Please copy all the lines that follow, word for word.

BEGIN Provided information

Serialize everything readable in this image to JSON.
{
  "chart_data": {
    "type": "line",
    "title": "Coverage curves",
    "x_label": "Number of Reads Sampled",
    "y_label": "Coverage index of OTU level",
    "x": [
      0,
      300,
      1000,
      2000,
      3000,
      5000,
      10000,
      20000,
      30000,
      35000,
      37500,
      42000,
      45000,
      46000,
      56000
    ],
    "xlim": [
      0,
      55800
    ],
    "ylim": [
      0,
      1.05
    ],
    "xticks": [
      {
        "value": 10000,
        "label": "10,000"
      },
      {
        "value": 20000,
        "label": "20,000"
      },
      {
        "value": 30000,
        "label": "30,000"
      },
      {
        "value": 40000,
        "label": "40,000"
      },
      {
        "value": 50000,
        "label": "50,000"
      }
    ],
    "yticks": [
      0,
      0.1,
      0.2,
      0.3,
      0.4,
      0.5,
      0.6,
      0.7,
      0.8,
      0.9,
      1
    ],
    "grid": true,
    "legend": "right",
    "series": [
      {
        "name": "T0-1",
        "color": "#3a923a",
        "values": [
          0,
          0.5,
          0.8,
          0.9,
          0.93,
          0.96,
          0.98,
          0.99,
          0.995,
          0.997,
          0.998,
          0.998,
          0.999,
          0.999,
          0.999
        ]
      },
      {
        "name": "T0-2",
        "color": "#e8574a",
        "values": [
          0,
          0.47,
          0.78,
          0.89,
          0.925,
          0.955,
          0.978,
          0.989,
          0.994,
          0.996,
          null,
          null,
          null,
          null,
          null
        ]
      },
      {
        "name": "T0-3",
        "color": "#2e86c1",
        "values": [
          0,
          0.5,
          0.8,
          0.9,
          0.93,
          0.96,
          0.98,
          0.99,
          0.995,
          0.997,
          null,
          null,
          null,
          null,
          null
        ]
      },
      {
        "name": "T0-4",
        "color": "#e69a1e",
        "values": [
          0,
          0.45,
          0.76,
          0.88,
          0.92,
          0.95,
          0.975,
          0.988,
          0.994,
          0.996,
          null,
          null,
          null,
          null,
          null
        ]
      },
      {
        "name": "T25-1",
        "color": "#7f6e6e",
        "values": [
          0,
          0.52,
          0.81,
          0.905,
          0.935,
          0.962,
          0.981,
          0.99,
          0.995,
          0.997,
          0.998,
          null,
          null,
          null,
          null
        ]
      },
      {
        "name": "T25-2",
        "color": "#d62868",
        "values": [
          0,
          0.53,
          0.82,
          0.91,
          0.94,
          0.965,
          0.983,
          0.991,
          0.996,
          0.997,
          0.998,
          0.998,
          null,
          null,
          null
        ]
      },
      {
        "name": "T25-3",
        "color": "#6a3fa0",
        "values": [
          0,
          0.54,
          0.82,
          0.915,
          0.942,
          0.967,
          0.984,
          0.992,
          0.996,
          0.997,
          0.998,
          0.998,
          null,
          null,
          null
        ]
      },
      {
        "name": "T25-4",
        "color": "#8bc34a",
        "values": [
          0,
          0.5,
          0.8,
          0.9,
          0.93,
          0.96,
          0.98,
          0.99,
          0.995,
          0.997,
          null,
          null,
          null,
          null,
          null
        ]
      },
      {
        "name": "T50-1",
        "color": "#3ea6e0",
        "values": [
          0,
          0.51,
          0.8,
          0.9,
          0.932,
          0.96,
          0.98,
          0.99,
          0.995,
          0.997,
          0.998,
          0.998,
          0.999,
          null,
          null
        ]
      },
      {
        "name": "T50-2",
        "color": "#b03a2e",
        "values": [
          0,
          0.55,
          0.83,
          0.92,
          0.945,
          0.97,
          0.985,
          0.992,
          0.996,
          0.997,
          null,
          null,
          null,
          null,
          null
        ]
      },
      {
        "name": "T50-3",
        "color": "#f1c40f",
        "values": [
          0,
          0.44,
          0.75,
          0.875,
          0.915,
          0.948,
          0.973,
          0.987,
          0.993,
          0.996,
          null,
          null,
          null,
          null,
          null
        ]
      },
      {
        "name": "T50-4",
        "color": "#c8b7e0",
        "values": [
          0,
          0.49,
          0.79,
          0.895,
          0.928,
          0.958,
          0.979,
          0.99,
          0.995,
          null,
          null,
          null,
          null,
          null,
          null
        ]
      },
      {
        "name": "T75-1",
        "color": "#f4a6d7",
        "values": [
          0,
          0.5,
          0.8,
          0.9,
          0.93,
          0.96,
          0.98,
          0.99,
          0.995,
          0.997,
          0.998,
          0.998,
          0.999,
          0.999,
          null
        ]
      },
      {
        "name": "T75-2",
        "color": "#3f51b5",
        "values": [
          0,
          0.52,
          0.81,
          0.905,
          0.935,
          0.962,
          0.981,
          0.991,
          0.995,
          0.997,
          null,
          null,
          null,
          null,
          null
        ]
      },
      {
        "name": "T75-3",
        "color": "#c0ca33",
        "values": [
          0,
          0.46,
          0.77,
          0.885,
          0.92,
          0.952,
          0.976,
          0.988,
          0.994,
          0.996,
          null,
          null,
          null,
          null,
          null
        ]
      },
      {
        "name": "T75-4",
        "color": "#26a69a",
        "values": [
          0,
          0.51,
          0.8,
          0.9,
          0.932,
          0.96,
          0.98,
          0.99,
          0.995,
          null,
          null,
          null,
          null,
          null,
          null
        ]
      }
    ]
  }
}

END Provided information

*Answer in full*.
Serialize everything readable in this image to JSON.
{
  "chart_data": {
    "type": "line",
    "title": "Coverage curves",
    "x_label": "Number of Reads Sampled",
    "y_label": "Coverage index of OTU level",
    "x": [
      0,
      300,
      1000,
      2000,
      3000,
      5000,
      10000,
      20000,
      30000,
      35000,
      37500,
      42000,
      45000,
      46000,
      56000
    ],
    "xlim": [
      0,
      55800
    ],
    "ylim": [
      0,
      1.05
    ],
    "xticks": [
      {
        "value": 10000,
        "label": "10,000"
      },
      {
        "value": 20000,
        "label": "20,000"
      },
      {
        "value": 30000,
        "label": "30,000"
      },
      {
        "value": 40000,
        "label": "40,000"
      },
      {
        "value": 50000,
        "label": "50,000"
      }
    ],
    "yticks": [
      0,
      0.1,
      0.2,
      0.3,
      0.4,
      0.5,
      0.6,
      0.7,
      0.8,
      0.9,
      1
    ],
    "grid": true,
    "legend": "right",
    "series": [
      {
        "name": "T0-1",
        "color": "#3a923a",
        "values": [
          0,
          0.5,
          0.8,
          0.9,
          0.93,
          0.96,
          0.98,
          0.99,
          0.995,
          0.997,
          0.998,
          0.998,
          0.999,
          0.999,
          0.999
        ]
      },
      {
        "name": "T0-2",
        "color": "#e8574a",
        "values": [
          0,
          0.47,
          0.78,
          0.89,
          0.925,
          0.955,
          0.978,
          0.989,
          0.994,
          0.996,
          null,
          null,
          null,
          null,
          null
        ]
      },
      {
        "name": "T0-3",
        "color": "#2e86c1",
        "values": [
          0,
          0.5,
          0.8,
          0.9,
          0.93,
          0.96,
          0.98,
          0.99,
          0.995,
          0.997,
          null,
          null,
          null,
          null,
          null
        ]
      },
      {
        "name": "T0-4",
        "color": "#e69a1e",
        "values": [
          0,
          0.45,
          0.76,
          0.88,
          0.92,
          0.95,
          0.975,
          0.988,
          0.994,
          0.996,
          null,
          null,
          null,
          null,
          null
        ]
      },
      {
        "name": "T25-1",
        "color": "#7f6e6e",
        "values": [
          0,
          0.52,
          0.81,
          0.905,
          0.935,
          0.962,
          0.981,
          0.99,
          0.995,
          0.997,
          0.998,
          null,
          null,
          null,
          null
        ]
      },
      {
        "name": "T25-2",
        "color": "#d62868",
        "values": [
          0,
          0.53,
          0.82,
          0.91,
          0.94,
          0.965,
          0.983,
          0.991,
          0.996,
          0.997,
          0.998,
          0.998,
          null,
          null,
          null
        ]
      },
      {
        "name": "T25-3",
        "color": "#6a3fa0",
        "values": [
          0,
          0.54,
          0.82,
          0.915,
          0.942,
          0.967,
          0.984,
          0.992,
          0.996,
          0.997,
          0.998,
          0.998,
          null,
          null,
          null
        ]
      },
      {
        "name": "T25-4",
        "color": "#8bc34a",
        "values": [
          0,
          0.5,
          0.8,
          0.9,
          0.93,
          0.96,
          0.98,
          0.99,
          0.995,
          0.997,
          null,
          null,
          null,
          null,
          null
        ]
      },
      {
        "name": "T50-1",
        "color": "#3ea6e0",
        "values": [
          0,
          0.51,
          0.8,
          0.9,
          0.932,
          0.96,
          0.98,
          0.99,
          0.995,
          0.997,
          0.998,
          0.998,
          0.999,
          null,
          null
        ]
      },
      {
        "name": "T50-2",
        "color": "#b03a2e",
        "values": [
          0,
          0.55,
          0.83,
          0.92,
          0.945,
          0.97,
          0.985,
          0.992,
          0.996,
          0.997,
          null,
          null,
          null,
          null,
          null
        ]
      },
      {
        "name": "T50-3",
        "color": "#f1c40f",
        "values": [
          0,
          0.44,
          0.75,
          0.875,
          0.915,
          0.948,
          0.973,
          0.987,
          0.993,
          0.996,
          null,
          null,
          null,
          null,
          null
        ]
      },
      {
        "name": "T50-4",
        "color": "#c8b7e0",
        "values": [
          0,
          0.49,
          0.79,
          0.895,
          0.928,
          0.958,
          0.979,
          0.99,
          0.995,
          null,
          null,
          null,
          null,
          null,
          null
        ]
      },
      {
        "name": "T75-1",
        "color": "#f4a6d7",
        "values": [
          0,
          0.5,
          0.8,
          0.9,
          0.93,
          0.96,
          0.98,
          0.99,
          0.995,
          0.997,
          0.998,
          0.998,
          0.999,
          0.999,
          null
        ]
      },
      {
        "name": "T75-2",
        "color": "#3f51b5",
        "values": [
          0,
          0.52,
          0.81,
          0.905,
          0.935,
          0.962,
          0.981,
          0.991,
          0.995,
          0.997,
          null,
          null,
          null,
          null,
          null
        ]
      },
      {
        "name": "T75-3",
        "color": "#c0ca33",
        "values": [
          0,
          0.46,
          0.77,
          0.885,
          0.92,
          0.952,
          0.976,
          0.988,
          0.994,
          0.996,
          null,
          null,
          null,
          null,
          null
        ]
      },
      {
        "name": "T75-4",
        "color": "#26a69a",
        "values": [
          0,
          0.51,
          0.8,
          0.9,
          0.932,
          0.96,
          0.98,
          0.99,
          0.995,
          null,
          null,
          null,
          null,
          null,
          null
        ]
      }
    ]
  }
}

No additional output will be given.